**Excerpt provided:**
┏━━

The Real Presence Eucharistic Education and Adoration Association Home Page
The Real Presence Eucharistic Education and Adoration Association Home Page
   
 

Father John A. Hardon, S.J. Archives

 

Education


Return to:  Home > Archives Index > Education Index


The True Purpose of Education

Fr. John A. Hardon, S.J.

I thought we should begin this lecture on the true purpose of education by making a simple declarative sentence. The true purpose of education is to teach people the purpose of their lives here on earth. This purpose is to use the creatures that enter their lives as a means of reaching their eternal destiny in the life to come. That destiny is nothing less than entering heaven and possessing God in the perfect satisfaction of all human desires.

Needless to say, not everyone accepts this statement on the purpose of education. This is especially true of the younger generation in our country.

The disturbing fact is that millions of young American Catholics have given up their faith. Recently I spoke with the father and mother of seven children. All seven were sent to nominally Catholic schools, through high school and college, and all seven have given up their faith.

We had better take a hard look at the true purpose of education if we want even to preserve the Catholic faith among the young in our nation.

┗━━

**Supplied records:**
┏━━

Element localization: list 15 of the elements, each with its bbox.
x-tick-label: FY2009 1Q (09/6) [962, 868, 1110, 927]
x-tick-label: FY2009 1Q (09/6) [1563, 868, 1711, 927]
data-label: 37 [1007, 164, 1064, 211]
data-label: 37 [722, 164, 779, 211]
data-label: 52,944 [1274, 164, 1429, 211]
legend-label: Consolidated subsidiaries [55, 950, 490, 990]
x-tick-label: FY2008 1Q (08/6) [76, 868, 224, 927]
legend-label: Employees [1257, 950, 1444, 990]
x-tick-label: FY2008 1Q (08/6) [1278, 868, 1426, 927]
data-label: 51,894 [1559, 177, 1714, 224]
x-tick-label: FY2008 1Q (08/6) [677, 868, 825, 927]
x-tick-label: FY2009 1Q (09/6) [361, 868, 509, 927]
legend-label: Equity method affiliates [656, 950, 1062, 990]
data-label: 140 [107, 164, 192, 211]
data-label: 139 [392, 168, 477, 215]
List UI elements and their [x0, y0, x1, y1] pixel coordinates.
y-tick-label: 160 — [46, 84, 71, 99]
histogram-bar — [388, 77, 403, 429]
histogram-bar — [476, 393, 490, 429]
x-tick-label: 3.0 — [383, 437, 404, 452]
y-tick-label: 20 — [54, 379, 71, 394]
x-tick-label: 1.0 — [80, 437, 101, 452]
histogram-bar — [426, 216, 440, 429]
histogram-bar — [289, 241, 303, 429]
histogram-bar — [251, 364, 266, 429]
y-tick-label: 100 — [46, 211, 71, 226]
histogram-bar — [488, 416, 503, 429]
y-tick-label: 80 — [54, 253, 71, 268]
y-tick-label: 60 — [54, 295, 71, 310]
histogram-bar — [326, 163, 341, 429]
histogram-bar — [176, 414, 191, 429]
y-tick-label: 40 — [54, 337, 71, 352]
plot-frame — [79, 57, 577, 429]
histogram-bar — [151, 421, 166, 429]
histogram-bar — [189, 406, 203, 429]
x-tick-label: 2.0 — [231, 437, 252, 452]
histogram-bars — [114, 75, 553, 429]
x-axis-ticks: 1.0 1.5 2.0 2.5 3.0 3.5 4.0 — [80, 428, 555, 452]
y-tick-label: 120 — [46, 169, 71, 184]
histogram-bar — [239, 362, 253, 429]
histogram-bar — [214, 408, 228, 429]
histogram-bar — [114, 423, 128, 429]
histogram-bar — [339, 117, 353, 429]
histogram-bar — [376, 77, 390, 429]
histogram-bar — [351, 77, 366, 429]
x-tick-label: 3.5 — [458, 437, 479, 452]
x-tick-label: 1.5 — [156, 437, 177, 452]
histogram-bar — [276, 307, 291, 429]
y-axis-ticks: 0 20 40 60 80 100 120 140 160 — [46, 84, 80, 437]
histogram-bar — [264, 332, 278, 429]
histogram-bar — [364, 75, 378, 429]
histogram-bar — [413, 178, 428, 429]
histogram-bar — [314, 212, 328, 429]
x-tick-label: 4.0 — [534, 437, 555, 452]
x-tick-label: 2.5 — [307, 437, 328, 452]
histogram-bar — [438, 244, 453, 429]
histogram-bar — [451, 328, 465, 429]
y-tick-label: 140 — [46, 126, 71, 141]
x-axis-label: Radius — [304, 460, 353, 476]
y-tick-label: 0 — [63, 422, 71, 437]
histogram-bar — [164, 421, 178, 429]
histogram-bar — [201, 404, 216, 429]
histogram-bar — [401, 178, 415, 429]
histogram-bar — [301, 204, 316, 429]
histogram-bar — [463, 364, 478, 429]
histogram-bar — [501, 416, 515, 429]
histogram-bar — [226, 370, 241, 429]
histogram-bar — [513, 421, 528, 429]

┗━━

**Written tasks:**
#1 Quote the lecture on the true purpose of education word for word, between "I thought we" and "in our country.", inclusive.
#2 List every page named in the "Return to:" line at the top of the lecture on the true purpose of education.
#3 Carry on the lecture on the true purpose of education, starting after its last sentence.

**Exercise answers:**
#1
I thought we should begin this lecture on the true purpose of education by making a simple declarative sentence. The true purpose of education is to teach people the purpose of their lives here on earth. This purpose is to use the creatures that enter their lives as a means of reaching their eternal destiny in the life to come. That destiny is nothing less than entering heaven and possessing God in the perfect satisfaction of all human desires.

Needless to say, not everyone accepts this statement on the purpose of education. This is especially true of the younger generation in our country.

#2
Home
Archives Index
Education Index

#3
In order to identify the true purpose of education, a person must believe there is one, living infinite God:

  • must believe that God created us out of nothing

  • must believe that we have an eternal destiny which is nothing less than being reunited with the God from whom we came

  • must believe that we have a rational intellect that can know the purpose of our existence and the means of obtaining it

  • must believe that we have a free will which can choose the proper means of reaching heaven: and finally

  • must believe the we need constant help from God, called divine grace, in order to understand why we exist here on earth and choose the necessary means of arriving at our heavenly home.

In the language of Christianity, all of this may be summarized in two words, principle and foundation. It is the principle of faith from which everything in Christianity finally derives. It is the foundation of morality on which everything in our lives ultimately depends.

We can distinguish four elementary truths in which everyone should be educated. They can be expressed in four questions: Why are we created? Why are other things created? How are we to use creatures to reach heaven? Why must we pray?


Why Are We Created?

God in whom we believe must have had a divinely wise purpose for bringing us into existence. He created us to know, love and serve Him here on earth, in order to reach Him in the heaven for which we were made. The absolute foundation of true education is to recognize that except for God, we would be what we were before we were created.

We would be nothing. True education builds on the unquestioning premise that only God must exist. He is the necessary being who cannot not exist. We further believe that God created us out of sheer selfless love. He gains nothing by bringing us into existence and He gains nothing by our obedience to His will. All the benefits of our being created are on our side. God wants us to be at peace in this life because we know why we are in this world and are confident of reaching perfect happiness in the life to come.

We are to have a foretaste already in this life of the happiness that awaits us in the life to come, provided we conform our wills to the will of God.

In plain English, our eternal future depends on our present behavior. If we honestly strive to please God here and now, He will reward us by satisfying our fondest desires for happiness in the life that will never end.


Why Are Other Things Created?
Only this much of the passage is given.